Supplied data ::
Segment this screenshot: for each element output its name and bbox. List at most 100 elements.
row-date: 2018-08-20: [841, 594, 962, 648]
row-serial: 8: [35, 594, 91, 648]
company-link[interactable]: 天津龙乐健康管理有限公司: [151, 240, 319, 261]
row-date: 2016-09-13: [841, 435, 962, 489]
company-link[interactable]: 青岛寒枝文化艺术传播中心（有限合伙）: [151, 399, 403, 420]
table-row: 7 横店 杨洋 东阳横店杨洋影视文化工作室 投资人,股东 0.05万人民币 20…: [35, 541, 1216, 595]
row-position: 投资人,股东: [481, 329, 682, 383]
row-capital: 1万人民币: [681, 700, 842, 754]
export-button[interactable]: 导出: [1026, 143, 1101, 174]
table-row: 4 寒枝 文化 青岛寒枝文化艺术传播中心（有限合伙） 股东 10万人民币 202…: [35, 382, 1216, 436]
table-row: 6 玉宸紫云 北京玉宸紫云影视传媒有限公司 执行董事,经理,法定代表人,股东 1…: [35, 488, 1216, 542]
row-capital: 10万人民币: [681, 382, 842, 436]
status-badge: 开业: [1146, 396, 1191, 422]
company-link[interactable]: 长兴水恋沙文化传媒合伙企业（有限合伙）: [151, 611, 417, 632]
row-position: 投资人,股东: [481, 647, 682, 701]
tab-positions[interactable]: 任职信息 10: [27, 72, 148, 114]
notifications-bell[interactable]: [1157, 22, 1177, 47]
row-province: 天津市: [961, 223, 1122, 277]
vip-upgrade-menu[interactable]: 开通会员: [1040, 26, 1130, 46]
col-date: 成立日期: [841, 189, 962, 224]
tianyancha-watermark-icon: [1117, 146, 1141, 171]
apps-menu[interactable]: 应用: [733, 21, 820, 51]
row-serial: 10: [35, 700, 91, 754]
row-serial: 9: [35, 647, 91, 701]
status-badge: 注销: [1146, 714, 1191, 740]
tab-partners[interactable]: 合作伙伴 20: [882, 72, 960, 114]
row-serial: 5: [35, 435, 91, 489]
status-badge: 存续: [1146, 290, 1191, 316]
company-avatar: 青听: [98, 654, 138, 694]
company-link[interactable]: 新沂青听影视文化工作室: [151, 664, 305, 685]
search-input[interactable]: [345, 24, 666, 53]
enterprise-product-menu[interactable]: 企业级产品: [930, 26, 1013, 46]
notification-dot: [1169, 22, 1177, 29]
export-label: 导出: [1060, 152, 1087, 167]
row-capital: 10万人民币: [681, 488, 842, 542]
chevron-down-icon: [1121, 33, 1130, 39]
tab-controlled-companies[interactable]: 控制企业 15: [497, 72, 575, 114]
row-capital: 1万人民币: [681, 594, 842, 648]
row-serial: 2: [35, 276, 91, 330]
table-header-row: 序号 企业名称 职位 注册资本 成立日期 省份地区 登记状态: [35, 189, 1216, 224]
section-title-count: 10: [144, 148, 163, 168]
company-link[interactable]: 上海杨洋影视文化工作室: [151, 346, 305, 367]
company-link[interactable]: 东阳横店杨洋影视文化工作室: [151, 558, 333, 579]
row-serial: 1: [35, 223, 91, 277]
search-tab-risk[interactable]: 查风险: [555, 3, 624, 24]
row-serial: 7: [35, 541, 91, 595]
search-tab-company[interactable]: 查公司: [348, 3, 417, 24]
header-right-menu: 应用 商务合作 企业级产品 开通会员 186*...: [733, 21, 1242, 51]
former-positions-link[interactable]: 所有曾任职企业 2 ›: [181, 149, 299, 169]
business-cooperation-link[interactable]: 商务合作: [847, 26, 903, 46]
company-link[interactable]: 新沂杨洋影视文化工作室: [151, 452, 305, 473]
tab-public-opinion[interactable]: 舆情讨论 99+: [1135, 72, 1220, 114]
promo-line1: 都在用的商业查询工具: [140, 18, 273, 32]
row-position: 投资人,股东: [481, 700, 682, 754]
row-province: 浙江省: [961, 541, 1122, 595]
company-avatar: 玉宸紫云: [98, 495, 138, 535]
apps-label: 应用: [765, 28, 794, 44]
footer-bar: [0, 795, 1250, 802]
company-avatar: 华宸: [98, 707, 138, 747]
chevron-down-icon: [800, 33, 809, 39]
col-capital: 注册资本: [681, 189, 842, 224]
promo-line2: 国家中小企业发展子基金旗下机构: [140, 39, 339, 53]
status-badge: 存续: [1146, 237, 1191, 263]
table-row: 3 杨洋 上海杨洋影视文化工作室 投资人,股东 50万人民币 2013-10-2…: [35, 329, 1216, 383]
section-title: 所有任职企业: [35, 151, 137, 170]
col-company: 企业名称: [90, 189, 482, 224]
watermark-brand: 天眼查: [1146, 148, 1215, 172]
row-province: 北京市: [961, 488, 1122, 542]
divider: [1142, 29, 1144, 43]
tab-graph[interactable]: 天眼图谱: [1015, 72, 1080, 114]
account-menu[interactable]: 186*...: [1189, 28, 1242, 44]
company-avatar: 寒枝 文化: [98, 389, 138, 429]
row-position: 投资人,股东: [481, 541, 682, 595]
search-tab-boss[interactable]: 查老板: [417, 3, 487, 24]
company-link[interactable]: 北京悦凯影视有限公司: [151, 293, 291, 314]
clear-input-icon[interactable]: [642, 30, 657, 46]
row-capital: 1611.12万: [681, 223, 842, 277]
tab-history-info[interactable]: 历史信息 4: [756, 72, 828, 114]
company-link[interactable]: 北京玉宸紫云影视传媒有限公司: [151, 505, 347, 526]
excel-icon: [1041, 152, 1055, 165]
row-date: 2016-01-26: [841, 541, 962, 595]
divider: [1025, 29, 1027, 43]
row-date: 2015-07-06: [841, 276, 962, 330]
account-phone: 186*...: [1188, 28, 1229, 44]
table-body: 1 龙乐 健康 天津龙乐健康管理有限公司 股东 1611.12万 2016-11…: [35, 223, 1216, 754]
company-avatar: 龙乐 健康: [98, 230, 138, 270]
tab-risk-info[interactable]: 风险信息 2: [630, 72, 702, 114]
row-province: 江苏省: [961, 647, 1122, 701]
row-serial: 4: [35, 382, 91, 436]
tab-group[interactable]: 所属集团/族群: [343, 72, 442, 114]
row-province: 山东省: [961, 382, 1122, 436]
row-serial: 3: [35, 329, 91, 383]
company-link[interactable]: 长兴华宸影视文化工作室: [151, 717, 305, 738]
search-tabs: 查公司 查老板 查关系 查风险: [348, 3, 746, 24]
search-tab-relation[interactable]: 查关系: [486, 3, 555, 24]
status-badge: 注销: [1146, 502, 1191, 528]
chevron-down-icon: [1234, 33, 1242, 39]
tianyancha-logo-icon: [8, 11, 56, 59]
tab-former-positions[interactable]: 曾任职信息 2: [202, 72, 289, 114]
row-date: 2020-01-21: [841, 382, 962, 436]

Required task ::
Reproduce every item above verbatim, keeping each line unchanged and in its original order.

Full answer ::
Segment this screenshot: for each element output its name and bbox. List at most 100 elements.
row-date: 2018-08-20: [841, 594, 962, 648]
row-serial: 8: [35, 594, 91, 648]
company-link[interactable]: 天津龙乐健康管理有限公司: [151, 240, 319, 261]
row-date: 2016-09-13: [841, 435, 962, 489]
company-link[interactable]: 青岛寒枝文化艺术传播中心（有限合伙）: [151, 399, 403, 420]
table-row: 7 横店 杨洋 东阳横店杨洋影视文化工作室 投资人,股东 0.05万人民币 20…: [35, 541, 1216, 595]
row-position: 投资人,股东: [481, 329, 682, 383]
row-capital: 1万人民币: [681, 700, 842, 754]
export-button[interactable]: 导出: [1026, 143, 1101, 174]
table-row: 4 寒枝 文化 青岛寒枝文化艺术传播中心（有限合伙） 股东 10万人民币 202…: [35, 382, 1216, 436]
table-row: 6 玉宸紫云 北京玉宸紫云影视传媒有限公司 执行董事,经理,法定代表人,股东 1…: [35, 488, 1216, 542]
row-capital: 10万人民币: [681, 382, 842, 436]
status-badge: 开业: [1146, 396, 1191, 422]
company-link[interactable]: 长兴水恋沙文化传媒合伙企业（有限合伙）: [151, 611, 417, 632]
row-position: 投资人,股东: [481, 647, 682, 701]
tab-positions[interactable]: 任职信息 10: [27, 72, 148, 114]
notifications-bell[interactable]: [1157, 22, 1177, 47]
row-province: 天津市: [961, 223, 1122, 277]
vip-upgrade-menu[interactable]: 开通会员: [1040, 26, 1130, 46]
col-date: 成立日期: [841, 189, 962, 224]
tianyancha-watermark-icon: [1117, 146, 1141, 171]
apps-menu[interactable]: 应用: [733, 21, 820, 51]
row-serial: 10: [35, 700, 91, 754]
row-serial: 9: [35, 647, 91, 701]
status-badge: 注销: [1146, 714, 1191, 740]
tab-partners[interactable]: 合作伙伴 20: [882, 72, 960, 114]
row-serial: 5: [35, 435, 91, 489]
status-badge: 存续: [1146, 290, 1191, 316]
company-avatar: 青听: [98, 654, 138, 694]
company-link[interactable]: 新沂青听影视文化工作室: [151, 664, 305, 685]
search-input[interactable]: [345, 24, 666, 53]
enterprise-product-menu[interactable]: 企业级产品: [930, 26, 1013, 46]
notification-dot: [1169, 22, 1177, 29]
export-label: 导出: [1060, 152, 1087, 167]
row-capital: 10万人民币: [681, 488, 842, 542]
chevron-down-icon: [1121, 33, 1130, 39]
tab-controlled-companies[interactable]: 控制企业 15: [497, 72, 575, 114]
row-capital: 1万人民币: [681, 594, 842, 648]
row-serial: 2: [35, 276, 91, 330]
table-header-row: 序号 企业名称 职位 注册资本 成立日期 省份地区 登记状态: [35, 189, 1216, 224]
section-title-count: 10: [144, 148, 163, 168]
company-link[interactable]: 上海杨洋影视文化工作室: [151, 346, 305, 367]
company-link[interactable]: 东阳横店杨洋影视文化工作室: [151, 558, 333, 579]
row-serial: 1: [35, 223, 91, 277]
search-tab-risk[interactable]: 查风险: [555, 3, 624, 24]
row-serial: 7: [35, 541, 91, 595]
search-tab-company[interactable]: 查公司: [348, 3, 417, 24]
header-right-menu: 应用 商务合作 企业级产品 开通会员 186*...: [733, 21, 1242, 51]
former-positions-link[interactable]: 所有曾任职企业 2 ›: [181, 149, 299, 169]
business-cooperation-link[interactable]: 商务合作: [847, 26, 903, 46]
company-link[interactable]: 新沂杨洋影视文化工作室: [151, 452, 305, 473]
tab-public-opinion[interactable]: 舆情讨论 99+: [1135, 72, 1220, 114]
promo-line1: 都在用的商业查询工具: [140, 18, 273, 32]
row-position: 投资人,股东: [481, 700, 682, 754]
row-province: 浙江省: [961, 541, 1122, 595]
company-avatar: 玉宸紫云: [98, 495, 138, 535]
apps-label: 应用: [765, 28, 794, 44]
footer-bar: [0, 795, 1250, 802]
company-avatar: 华宸: [98, 707, 138, 747]
chevron-down-icon: [800, 33, 809, 39]
col-capital: 注册资本: [681, 189, 842, 224]
promo-line2: 国家中小企业发展子基金旗下机构: [140, 39, 339, 53]
status-badge: 存续: [1146, 237, 1191, 263]
table-row: 3 杨洋 上海杨洋影视文化工作室 投资人,股东 50万人民币 2013-10-2…: [35, 329, 1216, 383]
section-title: 所有任职企业: [35, 151, 137, 170]
col-company: 企业名称: [90, 189, 482, 224]
watermark-brand: 天眼查: [1146, 148, 1215, 172]
row-province: 北京市: [961, 488, 1122, 542]
divider: [1142, 29, 1144, 43]
tab-graph[interactable]: 天眼图谱: [1015, 72, 1080, 114]
account-menu[interactable]: 186*...: [1189, 28, 1242, 44]
company-avatar: 寒枝 文化: [98, 389, 138, 429]
row-position: 投资人,股东: [481, 541, 682, 595]
search-tab-boss[interactable]: 查老板: [417, 3, 487, 24]
company-link[interactable]: 北京悦凯影视有限公司: [151, 293, 291, 314]
clear-input-icon[interactable]: [642, 30, 657, 46]
row-capital: 1611.12万: [681, 223, 842, 277]
tab-history-info[interactable]: 历史信息 4: [756, 72, 828, 114]
company-link[interactable]: 北京玉宸紫云影视传媒有限公司: [151, 505, 347, 526]
excel-icon: [1041, 152, 1055, 165]
row-date: 2016-01-26: [841, 541, 962, 595]
divider: [1025, 29, 1027, 43]
row-date: 2015-07-06: [841, 276, 962, 330]
account-phone: 186*...: [1188, 28, 1229, 44]
table-body: 1 龙乐 健康 天津龙乐健康管理有限公司 股东 1611.12万 2016-11…: [35, 223, 1216, 754]
company-avatar: 龙乐 健康: [98, 230, 138, 270]
tab-risk-info[interactable]: 风险信息 2: [630, 72, 702, 114]
row-province: 江苏省: [961, 647, 1122, 701]
row-serial: 4: [35, 382, 91, 436]
tab-group[interactable]: 所属集团/族群: [343, 72, 442, 114]
row-province: 山东省: [961, 382, 1122, 436]
row-serial: 3: [35, 329, 91, 383]
company-link[interactable]: 长兴华宸影视文化工作室: [151, 717, 305, 738]
search-tabs: 查公司 查老板 查关系 查风险: [348, 3, 746, 24]
search-tab-relation[interactable]: 查关系: [486, 3, 555, 24]
status-badge: 注销: [1146, 502, 1191, 528]
chevron-down-icon: [1234, 33, 1242, 39]
tianyancha-logo-icon: [8, 11, 56, 59]
tab-former-positions[interactable]: 曾任职信息 2: [202, 72, 289, 114]
row-date: 2020-01-21: [841, 382, 962, 436]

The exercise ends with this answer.